- Required work: Would you transcribe the listing that follows, character for character, and omit its images?

— Start Data rows —

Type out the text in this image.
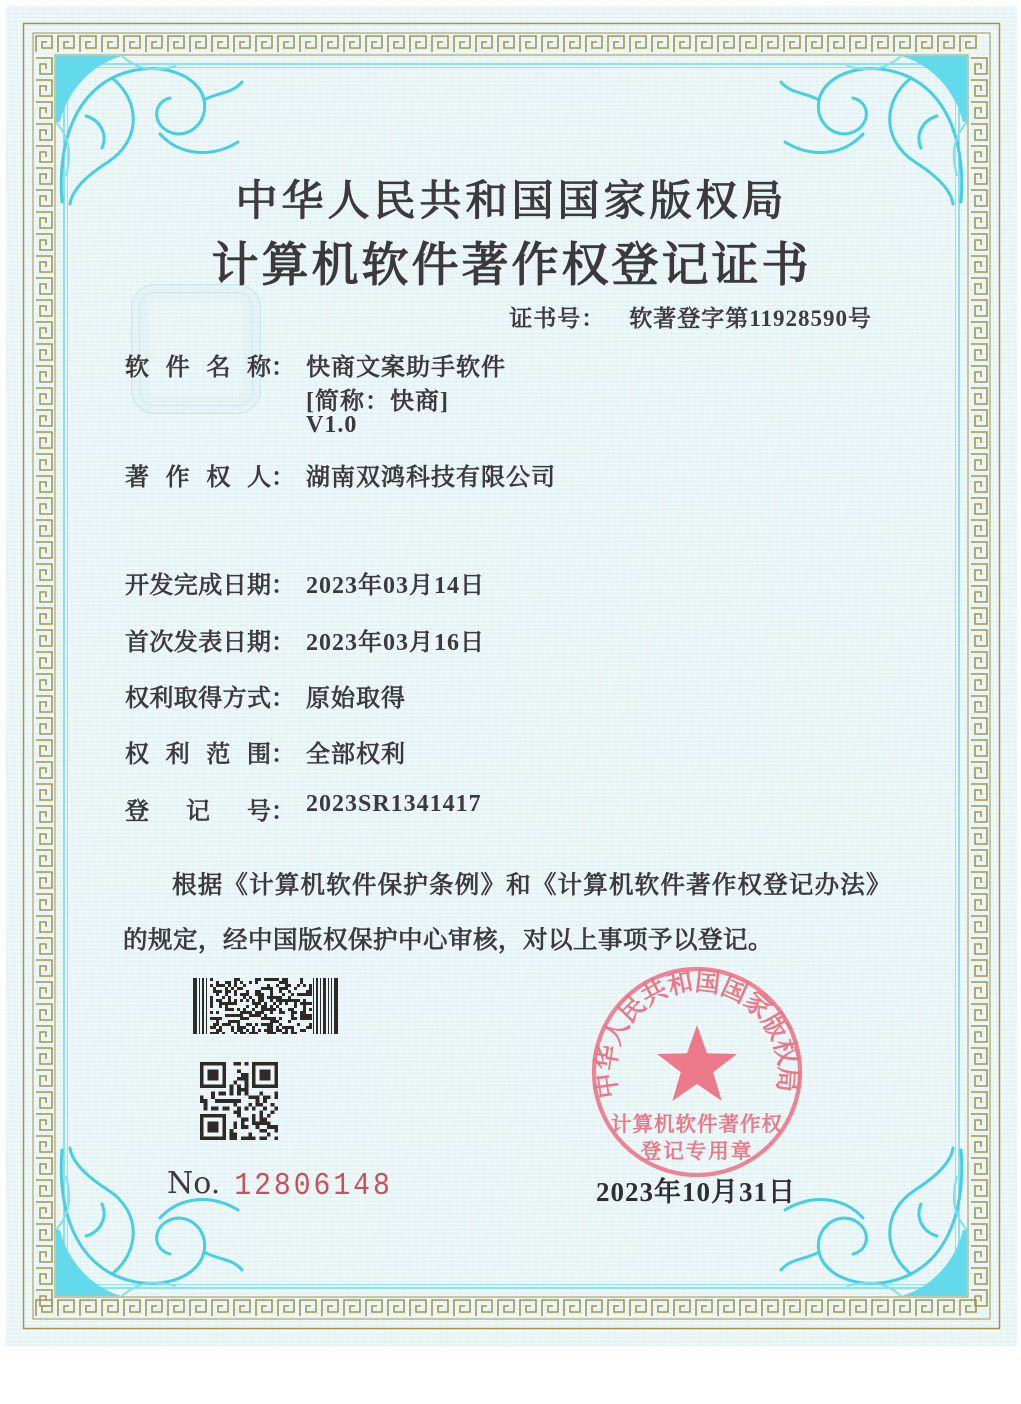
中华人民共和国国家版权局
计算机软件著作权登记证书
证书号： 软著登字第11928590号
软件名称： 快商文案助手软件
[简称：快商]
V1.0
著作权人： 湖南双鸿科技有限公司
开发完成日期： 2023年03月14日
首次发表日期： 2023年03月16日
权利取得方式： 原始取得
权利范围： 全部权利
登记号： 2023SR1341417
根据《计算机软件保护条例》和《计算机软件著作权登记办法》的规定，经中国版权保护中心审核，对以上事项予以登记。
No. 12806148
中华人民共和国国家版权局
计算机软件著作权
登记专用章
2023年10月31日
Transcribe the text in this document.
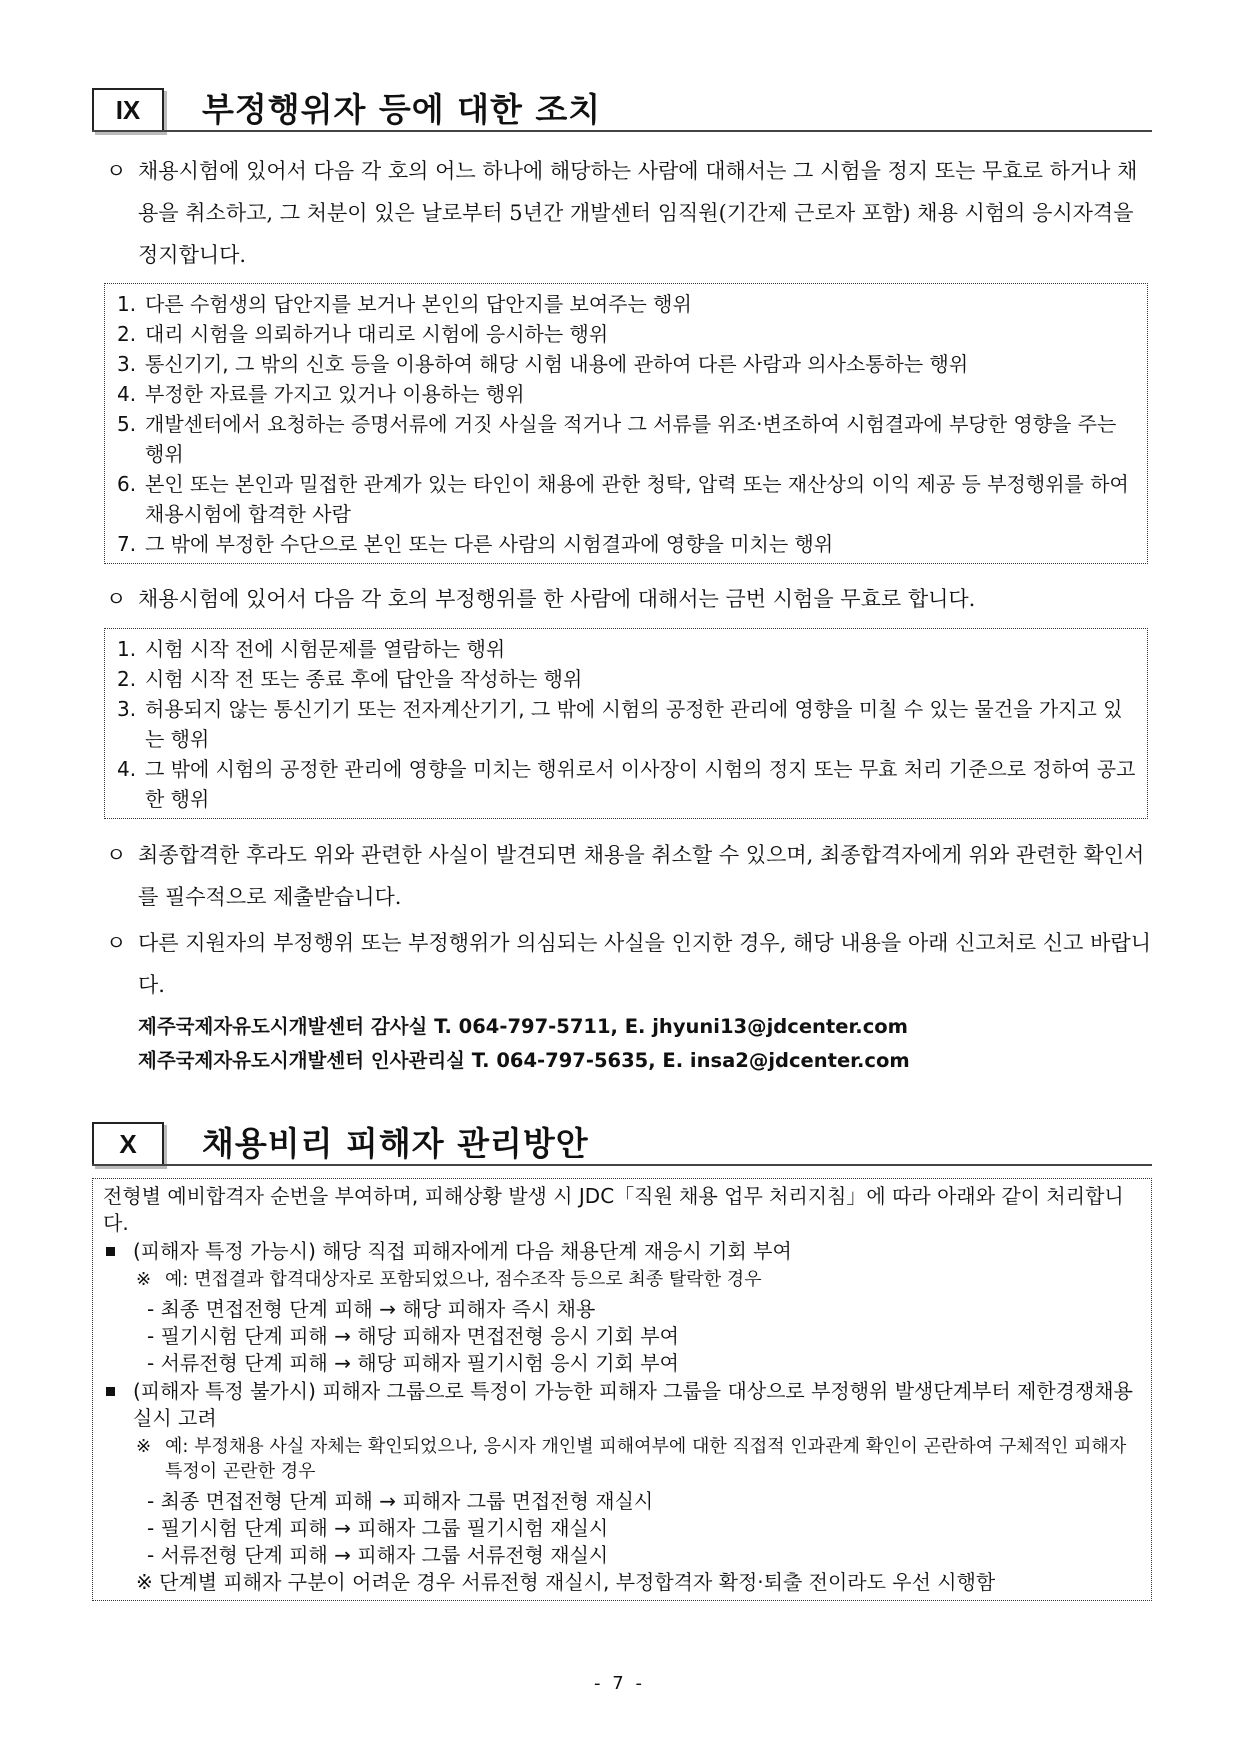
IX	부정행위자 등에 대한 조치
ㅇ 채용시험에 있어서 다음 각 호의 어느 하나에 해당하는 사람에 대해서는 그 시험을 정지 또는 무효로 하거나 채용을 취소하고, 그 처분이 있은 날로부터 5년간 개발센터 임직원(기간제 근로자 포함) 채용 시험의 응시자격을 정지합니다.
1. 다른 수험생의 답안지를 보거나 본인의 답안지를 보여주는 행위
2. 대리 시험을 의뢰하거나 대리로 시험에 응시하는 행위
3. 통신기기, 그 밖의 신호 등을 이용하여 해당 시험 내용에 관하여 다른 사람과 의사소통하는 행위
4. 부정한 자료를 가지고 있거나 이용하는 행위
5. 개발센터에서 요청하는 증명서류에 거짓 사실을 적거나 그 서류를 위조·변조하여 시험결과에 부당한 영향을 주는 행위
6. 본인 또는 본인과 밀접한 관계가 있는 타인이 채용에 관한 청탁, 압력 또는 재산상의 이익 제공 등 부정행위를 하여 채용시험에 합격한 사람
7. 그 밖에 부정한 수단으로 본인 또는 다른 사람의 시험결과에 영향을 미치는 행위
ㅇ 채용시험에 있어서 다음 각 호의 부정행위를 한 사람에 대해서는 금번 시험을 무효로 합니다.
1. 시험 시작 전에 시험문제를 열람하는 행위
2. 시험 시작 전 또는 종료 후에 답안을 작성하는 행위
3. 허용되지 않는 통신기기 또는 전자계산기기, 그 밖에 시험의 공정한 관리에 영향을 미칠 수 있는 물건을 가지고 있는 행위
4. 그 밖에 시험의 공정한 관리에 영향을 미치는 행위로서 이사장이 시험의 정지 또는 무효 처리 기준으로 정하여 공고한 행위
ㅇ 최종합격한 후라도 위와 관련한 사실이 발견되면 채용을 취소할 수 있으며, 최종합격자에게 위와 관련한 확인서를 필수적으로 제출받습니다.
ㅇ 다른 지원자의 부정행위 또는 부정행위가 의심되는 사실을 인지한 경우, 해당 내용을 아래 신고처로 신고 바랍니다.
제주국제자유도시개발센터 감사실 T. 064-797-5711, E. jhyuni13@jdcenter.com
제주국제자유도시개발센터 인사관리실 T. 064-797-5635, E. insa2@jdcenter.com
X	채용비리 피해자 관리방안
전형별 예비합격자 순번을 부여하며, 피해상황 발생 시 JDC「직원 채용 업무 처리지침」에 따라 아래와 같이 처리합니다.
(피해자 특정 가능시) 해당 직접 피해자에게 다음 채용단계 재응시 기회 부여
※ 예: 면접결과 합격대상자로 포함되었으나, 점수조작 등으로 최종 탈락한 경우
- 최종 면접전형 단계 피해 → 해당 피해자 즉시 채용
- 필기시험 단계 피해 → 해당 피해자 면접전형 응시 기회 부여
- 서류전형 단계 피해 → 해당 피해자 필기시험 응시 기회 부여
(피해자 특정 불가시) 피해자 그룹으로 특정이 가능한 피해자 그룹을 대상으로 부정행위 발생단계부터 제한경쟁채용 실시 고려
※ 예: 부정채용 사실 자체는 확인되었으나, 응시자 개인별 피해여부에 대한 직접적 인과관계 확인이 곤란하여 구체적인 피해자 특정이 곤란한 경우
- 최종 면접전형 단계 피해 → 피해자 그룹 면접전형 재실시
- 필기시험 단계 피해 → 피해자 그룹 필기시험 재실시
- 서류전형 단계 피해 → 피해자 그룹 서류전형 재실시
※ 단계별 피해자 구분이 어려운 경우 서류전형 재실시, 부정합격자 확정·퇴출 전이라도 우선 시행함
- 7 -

— End Data rows —

- Answer:
Type out the text in this image.
中华人民共和国国家版权局
计算机软件著作权登记证书
证书号： 软著登字第11928590号
软件名称： 快商文案助手软件
[简称：快商]
V1.0
著作权人： 湖南双鸿科技有限公司
开发完成日期： 2023年03月14日
首次发表日期： 2023年03月16日
权利取得方式： 原始取得
权利范围： 全部权利
登记号： 2023SR1341417
根据《计算机软件保护条例》和《计算机软件著作权登记办法》的规定，经中国版权保护中心审核，对以上事项予以登记。
No. 12806148
中华人民共和国国家版权局
计算机软件著作权
登记专用章
2023年10月31日
Transcribe the text in this document.
IX	부정행위자 등에 대한 조치
ㅇ 채용시험에 있어서 다음 각 호의 어느 하나에 해당하는 사람에 대해서는 그 시험을 정지 또는 무효로 하거나 채용을 취소하고, 그 처분이 있은 날로부터 5년간 개발센터 임직원(기간제 근로자 포함) 채용 시험의 응시자격을 정지합니다.
1. 다른 수험생의 답안지를 보거나 본인의 답안지를 보여주는 행위
2. 대리 시험을 의뢰하거나 대리로 시험에 응시하는 행위
3. 통신기기, 그 밖의 신호 등을 이용하여 해당 시험 내용에 관하여 다른 사람과 의사소통하는 행위
4. 부정한 자료를 가지고 있거나 이용하는 행위
5. 개발센터에서 요청하는 증명서류에 거짓 사실을 적거나 그 서류를 위조·변조하여 시험결과에 부당한 영향을 주는 행위
6. 본인 또는 본인과 밀접한 관계가 있는 타인이 채용에 관한 청탁, 압력 또는 재산상의 이익 제공 등 부정행위를 하여 채용시험에 합격한 사람
7. 그 밖에 부정한 수단으로 본인 또는 다른 사람의 시험결과에 영향을 미치는 행위
ㅇ 채용시험에 있어서 다음 각 호의 부정행위를 한 사람에 대해서는 금번 시험을 무효로 합니다.
1. 시험 시작 전에 시험문제를 열람하는 행위
2. 시험 시작 전 또는 종료 후에 답안을 작성하는 행위
3. 허용되지 않는 통신기기 또는 전자계산기기, 그 밖에 시험의 공정한 관리에 영향을 미칠 수 있는 물건을 가지고 있는 행위
4. 그 밖에 시험의 공정한 관리에 영향을 미치는 행위로서 이사장이 시험의 정지 또는 무효 처리 기준으로 정하여 공고한 행위
ㅇ 최종합격한 후라도 위와 관련한 사실이 발견되면 채용을 취소할 수 있으며, 최종합격자에게 위와 관련한 확인서를 필수적으로 제출받습니다.
ㅇ 다른 지원자의 부정행위 또는 부정행위가 의심되는 사실을 인지한 경우, 해당 내용을 아래 신고처로 신고 바랍니다.
제주국제자유도시개발센터 감사실 T. 064-797-5711, E. jhyuni13@jdcenter.com
제주국제자유도시개발센터 인사관리실 T. 064-797-5635, E. insa2@jdcenter.com
X	채용비리 피해자 관리방안
전형별 예비합격자 순번을 부여하며, 피해상황 발생 시 JDC「직원 채용 업무 처리지침」에 따라 아래와 같이 처리합니다.
(피해자 특정 가능시) 해당 직접 피해자에게 다음 채용단계 재응시 기회 부여
※ 예: 면접결과 합격대상자로 포함되었으나, 점수조작 등으로 최종 탈락한 경우
- 최종 면접전형 단계 피해 → 해당 피해자 즉시 채용
- 필기시험 단계 피해 → 해당 피해자 면접전형 응시 기회 부여
- 서류전형 단계 피해 → 해당 피해자 필기시험 응시 기회 부여
(피해자 특정 불가시) 피해자 그룹으로 특정이 가능한 피해자 그룹을 대상으로 부정행위 발생단계부터 제한경쟁채용 실시 고려
※ 예: 부정채용 사실 자체는 확인되었으나, 응시자 개인별 피해여부에 대한 직접적 인과관계 확인이 곤란하여 구체적인 피해자 특정이 곤란한 경우
- 최종 면접전형 단계 피해 → 피해자 그룹 면접전형 재실시
- 필기시험 단계 피해 → 피해자 그룹 필기시험 재실시
- 서류전형 단계 피해 → 피해자 그룹 서류전형 재실시
※ 단계별 피해자 구분이 어려운 경우 서류전형 재실시, 부정합격자 확정·퇴출 전이라도 우선 시행함
- 7 -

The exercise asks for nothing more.